*TASK DIRECTIONS*
Count every line in the data below where "value" occurs, then state that number and nothing more.

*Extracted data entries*
## BEGIN
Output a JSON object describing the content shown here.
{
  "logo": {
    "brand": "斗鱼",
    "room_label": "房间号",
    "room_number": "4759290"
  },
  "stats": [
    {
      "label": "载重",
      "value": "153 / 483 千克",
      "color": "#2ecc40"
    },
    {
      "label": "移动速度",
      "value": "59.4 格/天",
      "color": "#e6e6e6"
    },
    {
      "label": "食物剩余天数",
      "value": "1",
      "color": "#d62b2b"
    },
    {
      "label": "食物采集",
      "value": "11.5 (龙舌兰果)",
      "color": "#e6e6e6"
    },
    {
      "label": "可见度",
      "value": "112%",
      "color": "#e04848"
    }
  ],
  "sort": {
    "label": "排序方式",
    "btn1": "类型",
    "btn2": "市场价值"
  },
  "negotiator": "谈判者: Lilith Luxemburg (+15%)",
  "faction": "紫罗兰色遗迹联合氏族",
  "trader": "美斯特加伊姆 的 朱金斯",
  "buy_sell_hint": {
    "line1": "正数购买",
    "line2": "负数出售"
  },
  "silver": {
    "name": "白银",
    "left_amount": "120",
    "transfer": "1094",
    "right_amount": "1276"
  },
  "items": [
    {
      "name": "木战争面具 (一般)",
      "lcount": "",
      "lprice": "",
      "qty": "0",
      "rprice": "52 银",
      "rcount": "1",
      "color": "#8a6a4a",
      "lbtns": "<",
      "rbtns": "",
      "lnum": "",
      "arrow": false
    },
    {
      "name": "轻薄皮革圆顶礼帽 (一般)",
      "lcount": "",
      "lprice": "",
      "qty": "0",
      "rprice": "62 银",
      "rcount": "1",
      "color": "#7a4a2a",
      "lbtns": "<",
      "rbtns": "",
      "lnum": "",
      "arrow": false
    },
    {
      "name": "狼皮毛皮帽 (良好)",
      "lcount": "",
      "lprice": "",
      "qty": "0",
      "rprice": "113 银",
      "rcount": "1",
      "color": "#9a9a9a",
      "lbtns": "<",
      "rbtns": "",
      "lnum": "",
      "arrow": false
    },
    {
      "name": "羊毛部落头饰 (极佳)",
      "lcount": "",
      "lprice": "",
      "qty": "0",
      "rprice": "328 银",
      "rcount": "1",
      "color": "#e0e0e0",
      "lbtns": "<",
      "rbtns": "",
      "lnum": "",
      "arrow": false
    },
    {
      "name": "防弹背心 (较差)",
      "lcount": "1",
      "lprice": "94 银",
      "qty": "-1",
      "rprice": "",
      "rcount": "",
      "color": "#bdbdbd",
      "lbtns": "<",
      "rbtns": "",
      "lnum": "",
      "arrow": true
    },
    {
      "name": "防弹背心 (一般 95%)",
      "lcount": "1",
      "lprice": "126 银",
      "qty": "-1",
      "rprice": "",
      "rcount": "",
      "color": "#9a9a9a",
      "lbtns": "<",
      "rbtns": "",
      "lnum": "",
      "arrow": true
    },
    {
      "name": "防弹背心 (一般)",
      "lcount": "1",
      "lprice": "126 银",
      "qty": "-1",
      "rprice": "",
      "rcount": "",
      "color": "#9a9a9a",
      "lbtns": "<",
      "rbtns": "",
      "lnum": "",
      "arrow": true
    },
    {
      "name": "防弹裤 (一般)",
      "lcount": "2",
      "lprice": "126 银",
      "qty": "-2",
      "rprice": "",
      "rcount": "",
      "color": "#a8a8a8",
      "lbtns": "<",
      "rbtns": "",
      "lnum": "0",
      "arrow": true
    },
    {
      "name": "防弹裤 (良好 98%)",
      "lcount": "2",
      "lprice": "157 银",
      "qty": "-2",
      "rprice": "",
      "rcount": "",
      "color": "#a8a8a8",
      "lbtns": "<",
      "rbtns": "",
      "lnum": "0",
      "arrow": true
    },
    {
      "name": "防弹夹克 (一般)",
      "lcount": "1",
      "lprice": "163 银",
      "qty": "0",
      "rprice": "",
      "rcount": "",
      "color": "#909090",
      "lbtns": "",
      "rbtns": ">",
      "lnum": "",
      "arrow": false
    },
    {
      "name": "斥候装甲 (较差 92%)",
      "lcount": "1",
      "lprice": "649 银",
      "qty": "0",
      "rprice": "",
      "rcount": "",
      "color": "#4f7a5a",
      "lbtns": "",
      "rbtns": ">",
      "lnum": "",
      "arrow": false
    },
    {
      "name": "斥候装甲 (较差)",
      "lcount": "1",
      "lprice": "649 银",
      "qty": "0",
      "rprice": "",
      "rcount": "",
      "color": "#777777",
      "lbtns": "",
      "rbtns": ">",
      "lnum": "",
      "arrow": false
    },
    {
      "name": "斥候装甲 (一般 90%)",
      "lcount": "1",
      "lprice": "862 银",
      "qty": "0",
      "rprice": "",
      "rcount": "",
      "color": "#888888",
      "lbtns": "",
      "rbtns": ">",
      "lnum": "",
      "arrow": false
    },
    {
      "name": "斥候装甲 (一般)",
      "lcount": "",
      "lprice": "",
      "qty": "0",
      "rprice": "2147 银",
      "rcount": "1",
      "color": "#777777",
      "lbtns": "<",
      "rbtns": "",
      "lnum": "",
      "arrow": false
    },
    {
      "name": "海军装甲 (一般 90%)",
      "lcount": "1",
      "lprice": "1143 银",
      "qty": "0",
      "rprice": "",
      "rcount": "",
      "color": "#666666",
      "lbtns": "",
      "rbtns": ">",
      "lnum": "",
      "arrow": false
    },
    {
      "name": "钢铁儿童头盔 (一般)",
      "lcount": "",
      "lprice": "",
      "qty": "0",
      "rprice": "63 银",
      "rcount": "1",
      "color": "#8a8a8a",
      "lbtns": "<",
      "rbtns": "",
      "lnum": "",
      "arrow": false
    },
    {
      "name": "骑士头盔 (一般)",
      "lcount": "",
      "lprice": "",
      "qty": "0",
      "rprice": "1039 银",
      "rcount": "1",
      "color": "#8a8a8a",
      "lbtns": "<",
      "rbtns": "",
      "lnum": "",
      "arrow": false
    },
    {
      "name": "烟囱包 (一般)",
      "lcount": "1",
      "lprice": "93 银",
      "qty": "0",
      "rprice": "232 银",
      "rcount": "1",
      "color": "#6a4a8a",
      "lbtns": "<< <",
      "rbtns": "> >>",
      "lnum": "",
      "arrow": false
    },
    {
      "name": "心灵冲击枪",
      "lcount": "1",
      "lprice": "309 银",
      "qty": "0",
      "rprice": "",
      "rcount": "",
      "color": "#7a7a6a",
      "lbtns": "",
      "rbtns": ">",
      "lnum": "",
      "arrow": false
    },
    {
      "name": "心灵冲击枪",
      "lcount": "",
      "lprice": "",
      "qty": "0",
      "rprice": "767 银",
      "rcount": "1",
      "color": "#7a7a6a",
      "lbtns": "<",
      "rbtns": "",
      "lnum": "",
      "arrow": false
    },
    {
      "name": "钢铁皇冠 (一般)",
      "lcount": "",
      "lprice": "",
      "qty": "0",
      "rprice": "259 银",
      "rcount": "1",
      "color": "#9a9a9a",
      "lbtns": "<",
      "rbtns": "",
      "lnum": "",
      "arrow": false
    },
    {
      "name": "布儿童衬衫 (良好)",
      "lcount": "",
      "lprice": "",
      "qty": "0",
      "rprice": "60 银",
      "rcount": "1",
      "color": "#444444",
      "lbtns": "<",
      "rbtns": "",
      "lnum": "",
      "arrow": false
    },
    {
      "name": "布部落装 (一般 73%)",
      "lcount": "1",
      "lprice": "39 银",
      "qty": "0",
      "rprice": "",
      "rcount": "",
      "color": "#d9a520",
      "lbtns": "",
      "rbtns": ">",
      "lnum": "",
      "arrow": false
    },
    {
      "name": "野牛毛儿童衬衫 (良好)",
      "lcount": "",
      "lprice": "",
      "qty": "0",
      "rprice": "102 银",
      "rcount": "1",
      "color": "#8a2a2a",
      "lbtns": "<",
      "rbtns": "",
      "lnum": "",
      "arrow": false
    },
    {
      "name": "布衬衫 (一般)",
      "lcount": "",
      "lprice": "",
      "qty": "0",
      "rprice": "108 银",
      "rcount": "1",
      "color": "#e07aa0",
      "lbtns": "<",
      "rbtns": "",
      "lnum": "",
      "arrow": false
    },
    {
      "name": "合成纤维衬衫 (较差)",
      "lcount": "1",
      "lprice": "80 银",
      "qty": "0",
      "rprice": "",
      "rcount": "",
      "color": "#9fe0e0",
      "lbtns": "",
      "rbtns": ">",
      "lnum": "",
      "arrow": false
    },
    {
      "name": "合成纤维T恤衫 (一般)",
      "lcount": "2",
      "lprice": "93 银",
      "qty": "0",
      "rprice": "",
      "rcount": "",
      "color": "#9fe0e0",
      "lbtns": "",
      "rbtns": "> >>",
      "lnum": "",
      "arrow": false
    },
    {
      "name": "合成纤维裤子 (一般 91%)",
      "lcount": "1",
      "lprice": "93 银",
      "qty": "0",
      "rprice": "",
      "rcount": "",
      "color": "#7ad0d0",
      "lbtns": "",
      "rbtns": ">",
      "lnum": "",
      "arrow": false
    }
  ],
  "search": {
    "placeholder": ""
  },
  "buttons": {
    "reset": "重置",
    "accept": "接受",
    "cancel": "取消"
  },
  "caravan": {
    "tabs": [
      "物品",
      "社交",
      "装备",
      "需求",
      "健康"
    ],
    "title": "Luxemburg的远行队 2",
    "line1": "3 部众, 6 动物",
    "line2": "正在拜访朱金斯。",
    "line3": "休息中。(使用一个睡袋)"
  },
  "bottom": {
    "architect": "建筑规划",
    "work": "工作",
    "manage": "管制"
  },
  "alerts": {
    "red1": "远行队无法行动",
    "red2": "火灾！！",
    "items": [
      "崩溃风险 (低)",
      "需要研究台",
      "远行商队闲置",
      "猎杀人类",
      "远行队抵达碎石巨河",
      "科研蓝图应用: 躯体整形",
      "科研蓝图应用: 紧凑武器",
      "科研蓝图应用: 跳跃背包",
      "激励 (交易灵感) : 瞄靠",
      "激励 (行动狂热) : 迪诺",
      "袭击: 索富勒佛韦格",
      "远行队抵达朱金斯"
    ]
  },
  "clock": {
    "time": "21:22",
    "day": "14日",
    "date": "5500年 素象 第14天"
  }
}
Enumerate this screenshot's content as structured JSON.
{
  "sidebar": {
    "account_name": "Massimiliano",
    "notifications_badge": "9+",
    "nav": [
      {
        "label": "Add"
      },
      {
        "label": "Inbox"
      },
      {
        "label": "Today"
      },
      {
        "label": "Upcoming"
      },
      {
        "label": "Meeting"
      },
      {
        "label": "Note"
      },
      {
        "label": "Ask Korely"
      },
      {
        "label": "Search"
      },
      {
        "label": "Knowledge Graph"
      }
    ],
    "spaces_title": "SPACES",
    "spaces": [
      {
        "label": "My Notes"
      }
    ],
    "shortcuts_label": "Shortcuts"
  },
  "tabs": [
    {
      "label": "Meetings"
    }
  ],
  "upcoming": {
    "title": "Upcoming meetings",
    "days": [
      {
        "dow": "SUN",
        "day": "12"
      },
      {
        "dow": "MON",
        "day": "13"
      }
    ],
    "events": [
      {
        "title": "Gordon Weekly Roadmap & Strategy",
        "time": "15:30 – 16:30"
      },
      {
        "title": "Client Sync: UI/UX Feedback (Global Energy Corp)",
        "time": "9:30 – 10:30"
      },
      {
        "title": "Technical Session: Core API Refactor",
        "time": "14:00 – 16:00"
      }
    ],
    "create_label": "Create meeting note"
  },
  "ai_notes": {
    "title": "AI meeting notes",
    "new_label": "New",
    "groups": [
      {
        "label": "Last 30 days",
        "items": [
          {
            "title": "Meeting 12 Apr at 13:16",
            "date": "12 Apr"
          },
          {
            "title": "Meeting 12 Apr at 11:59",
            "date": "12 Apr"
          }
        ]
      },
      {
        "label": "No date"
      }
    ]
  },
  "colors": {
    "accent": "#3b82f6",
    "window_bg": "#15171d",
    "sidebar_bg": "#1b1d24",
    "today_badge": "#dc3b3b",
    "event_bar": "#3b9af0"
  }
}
## END
*TASK ANSWER*
5